**Text:**
+--

"Immersion" is completely subjective

I keep seeing posts where some bug or annoyance “ruins immersion” and it kinda makes me chuckle. First of all, if users want full immersion, they should fly real planes. While using a sim, there’s a huge element of imagination that goes along with the thrill of flying virtual planes but every last one of knows that

1. We’re not ever in danger. A failed landing or crash bruises our egos. That’s it.
2. The sim will only perform to the extent that our systems/internet allow and there are real boundaries there.
3. We will never have the full physical effects on our bodies that you would experience in a real plane. Even a professional simulator that can tilt to give the illusion of motion does not feel exactly like real life G forces.
4. VR is amazing but using it requires a very expensive and fast machine to achieve the graphical clarity we can get in 2D. You can do multiple monitors but every one you add cuts down your frame rate and possible resolution and then you are in 2D.
5. Weather can never be just like you see outside every place in the world. There is not enough data and even if there was, if you tried to process it all, the sim would grind to a halt.
6. ATC can and will get better but it will never reach the level of actual human interaction and there will always be mistakes and improper logic even if all the data it needs is always there (and it’s not and never will be).

+--

Rows from a dataset:

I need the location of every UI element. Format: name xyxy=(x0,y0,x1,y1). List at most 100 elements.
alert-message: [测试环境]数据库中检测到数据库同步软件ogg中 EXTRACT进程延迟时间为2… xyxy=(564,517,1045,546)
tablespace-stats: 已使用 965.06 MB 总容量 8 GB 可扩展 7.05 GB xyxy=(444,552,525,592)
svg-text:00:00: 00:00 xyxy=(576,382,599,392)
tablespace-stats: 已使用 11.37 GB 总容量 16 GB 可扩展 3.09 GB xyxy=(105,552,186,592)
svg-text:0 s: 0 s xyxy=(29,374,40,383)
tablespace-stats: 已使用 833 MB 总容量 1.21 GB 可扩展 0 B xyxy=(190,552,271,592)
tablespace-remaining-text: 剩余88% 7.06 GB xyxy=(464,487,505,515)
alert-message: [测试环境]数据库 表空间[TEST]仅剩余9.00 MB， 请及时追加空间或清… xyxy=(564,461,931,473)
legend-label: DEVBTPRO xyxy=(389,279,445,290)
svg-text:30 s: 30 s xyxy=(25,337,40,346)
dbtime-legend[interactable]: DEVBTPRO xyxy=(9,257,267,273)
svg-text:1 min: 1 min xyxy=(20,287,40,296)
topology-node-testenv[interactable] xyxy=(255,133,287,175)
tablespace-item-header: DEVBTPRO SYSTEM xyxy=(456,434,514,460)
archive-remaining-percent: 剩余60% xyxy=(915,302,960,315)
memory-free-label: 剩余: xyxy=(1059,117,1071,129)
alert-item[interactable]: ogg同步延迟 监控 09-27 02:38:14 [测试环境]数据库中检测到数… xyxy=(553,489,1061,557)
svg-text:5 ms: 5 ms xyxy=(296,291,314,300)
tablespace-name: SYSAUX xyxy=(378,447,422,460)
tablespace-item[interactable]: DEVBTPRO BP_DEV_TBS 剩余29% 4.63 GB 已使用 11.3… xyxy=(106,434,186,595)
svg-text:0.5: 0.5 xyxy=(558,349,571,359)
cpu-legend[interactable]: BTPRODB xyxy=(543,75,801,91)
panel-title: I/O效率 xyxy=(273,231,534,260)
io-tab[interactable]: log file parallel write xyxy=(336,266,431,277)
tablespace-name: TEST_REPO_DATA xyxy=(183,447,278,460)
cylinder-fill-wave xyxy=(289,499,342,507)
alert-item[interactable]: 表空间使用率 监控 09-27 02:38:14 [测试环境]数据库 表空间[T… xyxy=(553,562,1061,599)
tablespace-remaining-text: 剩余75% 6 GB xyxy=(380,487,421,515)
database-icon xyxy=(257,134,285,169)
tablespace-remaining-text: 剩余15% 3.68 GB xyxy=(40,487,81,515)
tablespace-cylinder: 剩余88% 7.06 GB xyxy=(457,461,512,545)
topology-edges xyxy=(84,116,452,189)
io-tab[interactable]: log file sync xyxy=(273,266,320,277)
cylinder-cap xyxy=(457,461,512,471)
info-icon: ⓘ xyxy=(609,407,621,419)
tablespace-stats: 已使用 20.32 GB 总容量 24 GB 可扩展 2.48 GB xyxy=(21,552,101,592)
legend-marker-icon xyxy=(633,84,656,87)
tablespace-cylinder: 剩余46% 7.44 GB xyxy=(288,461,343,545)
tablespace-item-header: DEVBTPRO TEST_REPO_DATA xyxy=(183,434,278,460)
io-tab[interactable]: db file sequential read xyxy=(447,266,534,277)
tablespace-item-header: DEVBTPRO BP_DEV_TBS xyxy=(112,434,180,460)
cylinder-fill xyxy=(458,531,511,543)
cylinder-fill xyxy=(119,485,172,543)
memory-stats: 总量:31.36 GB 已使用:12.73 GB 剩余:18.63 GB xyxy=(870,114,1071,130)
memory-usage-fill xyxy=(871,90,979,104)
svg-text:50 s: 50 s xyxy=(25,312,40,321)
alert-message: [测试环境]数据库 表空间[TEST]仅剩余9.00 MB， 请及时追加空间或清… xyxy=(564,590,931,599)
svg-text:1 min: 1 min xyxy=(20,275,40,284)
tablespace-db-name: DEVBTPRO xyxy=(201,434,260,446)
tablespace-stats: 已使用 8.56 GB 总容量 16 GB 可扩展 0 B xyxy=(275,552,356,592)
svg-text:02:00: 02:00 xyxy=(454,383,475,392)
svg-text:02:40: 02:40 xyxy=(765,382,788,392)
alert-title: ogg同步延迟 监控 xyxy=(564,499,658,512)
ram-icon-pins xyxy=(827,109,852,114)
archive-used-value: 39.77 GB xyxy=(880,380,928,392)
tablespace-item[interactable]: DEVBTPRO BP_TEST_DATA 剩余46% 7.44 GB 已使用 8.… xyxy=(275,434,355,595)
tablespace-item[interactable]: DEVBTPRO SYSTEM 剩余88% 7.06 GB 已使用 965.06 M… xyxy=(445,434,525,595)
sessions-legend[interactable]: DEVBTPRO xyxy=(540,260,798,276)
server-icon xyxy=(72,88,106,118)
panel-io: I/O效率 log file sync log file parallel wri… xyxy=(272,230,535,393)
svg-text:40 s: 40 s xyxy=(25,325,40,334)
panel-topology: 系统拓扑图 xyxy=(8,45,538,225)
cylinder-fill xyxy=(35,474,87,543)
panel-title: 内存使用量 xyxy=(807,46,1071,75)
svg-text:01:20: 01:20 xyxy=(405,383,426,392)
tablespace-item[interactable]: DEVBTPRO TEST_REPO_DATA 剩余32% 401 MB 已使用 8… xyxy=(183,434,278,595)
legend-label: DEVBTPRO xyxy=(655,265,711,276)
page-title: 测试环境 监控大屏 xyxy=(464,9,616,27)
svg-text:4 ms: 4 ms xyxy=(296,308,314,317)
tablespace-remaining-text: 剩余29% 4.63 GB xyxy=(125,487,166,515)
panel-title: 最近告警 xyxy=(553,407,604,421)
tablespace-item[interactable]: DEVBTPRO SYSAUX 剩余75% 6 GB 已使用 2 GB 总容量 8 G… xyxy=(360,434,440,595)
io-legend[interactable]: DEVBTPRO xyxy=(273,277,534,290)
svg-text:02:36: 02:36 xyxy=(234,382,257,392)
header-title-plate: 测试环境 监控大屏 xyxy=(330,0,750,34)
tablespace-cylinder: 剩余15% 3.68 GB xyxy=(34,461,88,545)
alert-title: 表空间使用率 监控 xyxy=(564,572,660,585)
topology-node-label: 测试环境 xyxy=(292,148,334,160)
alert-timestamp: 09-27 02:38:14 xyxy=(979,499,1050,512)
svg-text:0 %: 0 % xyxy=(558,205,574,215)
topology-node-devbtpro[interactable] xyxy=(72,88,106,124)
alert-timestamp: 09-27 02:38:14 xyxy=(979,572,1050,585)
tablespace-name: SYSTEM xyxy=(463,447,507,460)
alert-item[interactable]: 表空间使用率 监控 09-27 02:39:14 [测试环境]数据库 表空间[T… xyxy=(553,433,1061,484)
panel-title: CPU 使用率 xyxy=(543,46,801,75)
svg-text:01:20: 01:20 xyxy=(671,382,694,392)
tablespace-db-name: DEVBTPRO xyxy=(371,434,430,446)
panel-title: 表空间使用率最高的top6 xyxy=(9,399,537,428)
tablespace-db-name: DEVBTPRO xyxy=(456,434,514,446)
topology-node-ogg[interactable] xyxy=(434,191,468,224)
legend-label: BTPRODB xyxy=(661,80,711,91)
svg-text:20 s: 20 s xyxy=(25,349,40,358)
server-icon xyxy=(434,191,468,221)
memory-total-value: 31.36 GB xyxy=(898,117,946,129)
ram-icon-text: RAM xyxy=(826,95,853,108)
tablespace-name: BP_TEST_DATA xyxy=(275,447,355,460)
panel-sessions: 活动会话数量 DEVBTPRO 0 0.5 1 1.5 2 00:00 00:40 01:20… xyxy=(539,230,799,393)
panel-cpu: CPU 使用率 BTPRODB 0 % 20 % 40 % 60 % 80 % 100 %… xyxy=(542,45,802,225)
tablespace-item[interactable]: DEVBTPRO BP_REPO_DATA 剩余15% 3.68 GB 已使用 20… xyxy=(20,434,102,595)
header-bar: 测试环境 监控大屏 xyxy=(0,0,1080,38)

+--

**Given exercise 1:**
In the post about immersion, replace "egos" with "pride" and give the part that opens with the words containing "1. We’re not" and closes with "real boundaries there.".
**Given exercise 2:**
Answer these questions from the post about immersion:
(a) What should users who want full immersion do?
(b) What does a failed landing or crash bruise?
(c) What does each added monitor cut down?
**Given exercise 3:**
Can you continue the post about immersion in flight sims, starting after its last sentence?

**Written answer 1:**
1. We’re not ever in danger. A failed landing or crash bruises our pride. That’s it.
2. The sim will only perform to the extent that our systems/internet allow and there are real boundaries there.

**Written answer 2:**
(a) They should fly real planes.
(b) It bruises our egos.
(c) It cuts down the frame rate and possible resolution.

**Written answer 3:**
I love all the banter back and forth because ultimately it helps developers get a feel on where to focus their attention and things gradually get better and more realistic but let’s admit that they never will approach “full immersion” (whatever that means).

20 Likes

Imagination is the most important component to immersion; without imagination, how can one complete the various loops to immersion?

8 Likes

Oh exactly. Take for instance being in VR in a Fenix Airbus. The only way you can easily turn knobs and switches is with a mouse and that is completely unnatural compared to what you’d be doing in an actual cockpit and yet, through my imagination, I feel like I’m actually turning those knobs and pressing those buttons. I could get extra hardware where I have physical switches and knobs but of course those work best in 2D so you lose the depth you get with VR (except for some real serious and expensive home cockpits with perfect graphical cutouts and even that though has limitations).

3 Likes

Could not agree more. Wish the forums had an option to block my view of posts with certain keywords. “Immersion” would top my keyword list.

3 Likes

This thread is ruining my immersion.

:wink:

15 Likes

Imagine that, imagine that!

4 Likes

In defence of immersion: Flying in MSFS is flying a fake aircraft on a screen - it is by definition a suspension of critical judgement, traded for an experience. Even if you are using a mouse to flip a switch - if things are working as designed, you aren’t thinking of the mouse, you are visually flipping the switch and seeing, hearing, and feeling the result, which has consequences in the ‘narrative’ of the flight.

Like when immersed in a movie, a book, a concert, or an album, or any other activity where your attention is captivated - you are participating somewhere other than the place you are sitting. That’s what Microsoft is selling, and anything that breaks that for a lot of people is ultimately a problem worth trying to fix.

Immersion IS the benchmark of the user’s experience of flight simulation, or any virtual activity (in my opinion).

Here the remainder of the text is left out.